(Dataset rows)
########################################
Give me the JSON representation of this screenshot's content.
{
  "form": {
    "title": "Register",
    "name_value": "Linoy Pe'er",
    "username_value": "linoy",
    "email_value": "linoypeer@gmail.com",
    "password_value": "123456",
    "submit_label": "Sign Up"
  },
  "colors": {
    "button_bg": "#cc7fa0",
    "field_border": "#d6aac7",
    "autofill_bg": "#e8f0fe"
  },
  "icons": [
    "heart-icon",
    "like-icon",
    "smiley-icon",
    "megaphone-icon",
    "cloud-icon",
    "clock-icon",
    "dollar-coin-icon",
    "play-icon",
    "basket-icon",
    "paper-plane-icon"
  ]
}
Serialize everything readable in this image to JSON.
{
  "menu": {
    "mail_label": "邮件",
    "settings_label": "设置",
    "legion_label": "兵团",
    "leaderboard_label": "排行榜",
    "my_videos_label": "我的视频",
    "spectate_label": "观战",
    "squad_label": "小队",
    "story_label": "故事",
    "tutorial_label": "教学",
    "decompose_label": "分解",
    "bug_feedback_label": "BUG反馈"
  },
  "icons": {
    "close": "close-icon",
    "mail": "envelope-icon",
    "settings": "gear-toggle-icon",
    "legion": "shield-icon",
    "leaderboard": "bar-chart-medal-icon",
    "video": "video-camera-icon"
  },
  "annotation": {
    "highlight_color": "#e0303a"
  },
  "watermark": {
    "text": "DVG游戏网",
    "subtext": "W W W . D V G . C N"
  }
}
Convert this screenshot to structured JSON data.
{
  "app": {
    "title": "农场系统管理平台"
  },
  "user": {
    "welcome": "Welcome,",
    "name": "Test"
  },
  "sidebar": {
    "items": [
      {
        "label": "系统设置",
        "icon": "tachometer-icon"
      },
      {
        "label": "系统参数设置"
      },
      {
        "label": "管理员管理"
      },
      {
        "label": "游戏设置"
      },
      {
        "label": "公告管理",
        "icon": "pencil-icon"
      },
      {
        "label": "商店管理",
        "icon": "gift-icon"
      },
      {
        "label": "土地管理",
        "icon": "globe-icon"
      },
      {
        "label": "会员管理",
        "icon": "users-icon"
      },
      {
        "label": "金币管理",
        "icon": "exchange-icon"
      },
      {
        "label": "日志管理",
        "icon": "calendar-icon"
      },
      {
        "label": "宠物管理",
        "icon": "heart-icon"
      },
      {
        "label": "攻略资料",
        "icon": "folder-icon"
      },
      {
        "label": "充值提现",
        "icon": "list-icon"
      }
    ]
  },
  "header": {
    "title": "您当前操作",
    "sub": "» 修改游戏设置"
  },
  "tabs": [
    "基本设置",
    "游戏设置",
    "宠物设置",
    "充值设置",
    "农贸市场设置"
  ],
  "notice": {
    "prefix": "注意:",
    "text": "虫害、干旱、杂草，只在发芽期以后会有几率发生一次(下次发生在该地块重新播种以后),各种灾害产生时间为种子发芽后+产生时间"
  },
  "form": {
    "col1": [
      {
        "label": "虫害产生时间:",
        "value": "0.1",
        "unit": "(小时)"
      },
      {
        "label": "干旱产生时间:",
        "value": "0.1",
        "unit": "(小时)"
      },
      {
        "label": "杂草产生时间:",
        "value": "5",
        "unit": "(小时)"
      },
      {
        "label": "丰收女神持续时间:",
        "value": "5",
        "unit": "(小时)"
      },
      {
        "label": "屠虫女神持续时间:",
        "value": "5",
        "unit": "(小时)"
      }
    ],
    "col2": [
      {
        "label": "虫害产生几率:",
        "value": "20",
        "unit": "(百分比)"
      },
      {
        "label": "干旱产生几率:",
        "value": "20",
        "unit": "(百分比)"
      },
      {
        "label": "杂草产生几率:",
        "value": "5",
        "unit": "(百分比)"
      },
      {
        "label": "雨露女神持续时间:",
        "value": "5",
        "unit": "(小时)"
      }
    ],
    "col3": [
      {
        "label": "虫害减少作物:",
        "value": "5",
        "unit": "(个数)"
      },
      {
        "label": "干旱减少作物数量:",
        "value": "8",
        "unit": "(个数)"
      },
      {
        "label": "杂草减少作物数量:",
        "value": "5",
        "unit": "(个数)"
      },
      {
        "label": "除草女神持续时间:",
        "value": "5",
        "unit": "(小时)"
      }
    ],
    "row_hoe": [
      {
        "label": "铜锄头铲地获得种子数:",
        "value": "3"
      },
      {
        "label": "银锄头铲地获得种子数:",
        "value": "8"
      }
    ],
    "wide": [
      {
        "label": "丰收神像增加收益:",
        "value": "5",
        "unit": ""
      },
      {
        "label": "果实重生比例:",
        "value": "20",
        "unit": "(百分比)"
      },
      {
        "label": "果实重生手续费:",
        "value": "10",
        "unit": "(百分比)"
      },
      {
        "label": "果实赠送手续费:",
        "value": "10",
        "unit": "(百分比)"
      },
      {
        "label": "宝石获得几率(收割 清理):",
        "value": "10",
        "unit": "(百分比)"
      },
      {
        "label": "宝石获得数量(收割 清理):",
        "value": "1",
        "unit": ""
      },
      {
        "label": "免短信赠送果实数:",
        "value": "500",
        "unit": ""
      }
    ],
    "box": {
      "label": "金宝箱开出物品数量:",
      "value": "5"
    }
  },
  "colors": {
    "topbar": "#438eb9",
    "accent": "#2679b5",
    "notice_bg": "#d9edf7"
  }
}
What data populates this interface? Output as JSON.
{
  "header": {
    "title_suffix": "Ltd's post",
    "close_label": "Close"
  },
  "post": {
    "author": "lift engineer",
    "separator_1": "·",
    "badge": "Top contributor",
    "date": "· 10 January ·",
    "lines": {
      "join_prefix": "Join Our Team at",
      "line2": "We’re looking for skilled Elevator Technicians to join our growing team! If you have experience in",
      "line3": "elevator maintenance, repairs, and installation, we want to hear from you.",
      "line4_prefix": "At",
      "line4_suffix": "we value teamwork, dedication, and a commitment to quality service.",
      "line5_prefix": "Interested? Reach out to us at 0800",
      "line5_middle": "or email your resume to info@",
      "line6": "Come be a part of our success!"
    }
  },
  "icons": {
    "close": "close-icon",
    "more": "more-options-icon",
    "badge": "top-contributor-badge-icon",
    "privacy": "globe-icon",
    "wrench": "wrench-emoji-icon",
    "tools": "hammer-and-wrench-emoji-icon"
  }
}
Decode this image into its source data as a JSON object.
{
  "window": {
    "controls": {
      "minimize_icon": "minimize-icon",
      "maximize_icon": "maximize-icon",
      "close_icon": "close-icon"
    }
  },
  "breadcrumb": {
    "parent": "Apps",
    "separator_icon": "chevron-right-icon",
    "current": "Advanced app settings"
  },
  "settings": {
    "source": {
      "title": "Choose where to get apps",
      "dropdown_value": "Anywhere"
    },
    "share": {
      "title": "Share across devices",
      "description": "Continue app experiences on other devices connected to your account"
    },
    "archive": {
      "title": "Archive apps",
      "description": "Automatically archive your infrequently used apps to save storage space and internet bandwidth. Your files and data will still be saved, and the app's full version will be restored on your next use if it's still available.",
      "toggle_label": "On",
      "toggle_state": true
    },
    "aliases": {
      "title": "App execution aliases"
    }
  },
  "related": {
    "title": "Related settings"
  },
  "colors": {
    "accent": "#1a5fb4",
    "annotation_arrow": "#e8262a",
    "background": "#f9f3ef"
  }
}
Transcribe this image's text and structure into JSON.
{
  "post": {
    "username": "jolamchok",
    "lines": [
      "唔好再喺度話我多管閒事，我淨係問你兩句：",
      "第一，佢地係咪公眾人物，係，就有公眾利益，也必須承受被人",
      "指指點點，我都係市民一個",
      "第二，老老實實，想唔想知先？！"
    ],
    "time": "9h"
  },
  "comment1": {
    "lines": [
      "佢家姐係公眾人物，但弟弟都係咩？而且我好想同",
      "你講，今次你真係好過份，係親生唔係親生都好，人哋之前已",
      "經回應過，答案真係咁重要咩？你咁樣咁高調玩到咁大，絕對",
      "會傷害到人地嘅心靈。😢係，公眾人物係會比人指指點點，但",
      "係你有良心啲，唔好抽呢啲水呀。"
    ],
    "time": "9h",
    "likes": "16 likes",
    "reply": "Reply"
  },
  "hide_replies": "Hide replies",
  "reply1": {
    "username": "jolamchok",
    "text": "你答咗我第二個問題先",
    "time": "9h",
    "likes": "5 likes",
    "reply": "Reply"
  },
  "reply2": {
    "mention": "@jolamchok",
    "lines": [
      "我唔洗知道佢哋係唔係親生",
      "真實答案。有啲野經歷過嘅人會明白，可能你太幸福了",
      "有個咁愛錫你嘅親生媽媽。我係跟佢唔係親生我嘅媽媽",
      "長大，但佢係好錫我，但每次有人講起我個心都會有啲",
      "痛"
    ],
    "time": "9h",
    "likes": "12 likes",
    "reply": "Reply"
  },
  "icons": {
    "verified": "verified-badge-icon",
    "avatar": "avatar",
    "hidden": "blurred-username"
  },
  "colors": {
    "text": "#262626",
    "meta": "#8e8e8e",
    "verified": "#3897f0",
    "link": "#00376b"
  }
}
########################################
* Exercise:
Give only the number of lines in the entries that contain "devices".

* Correct output:
2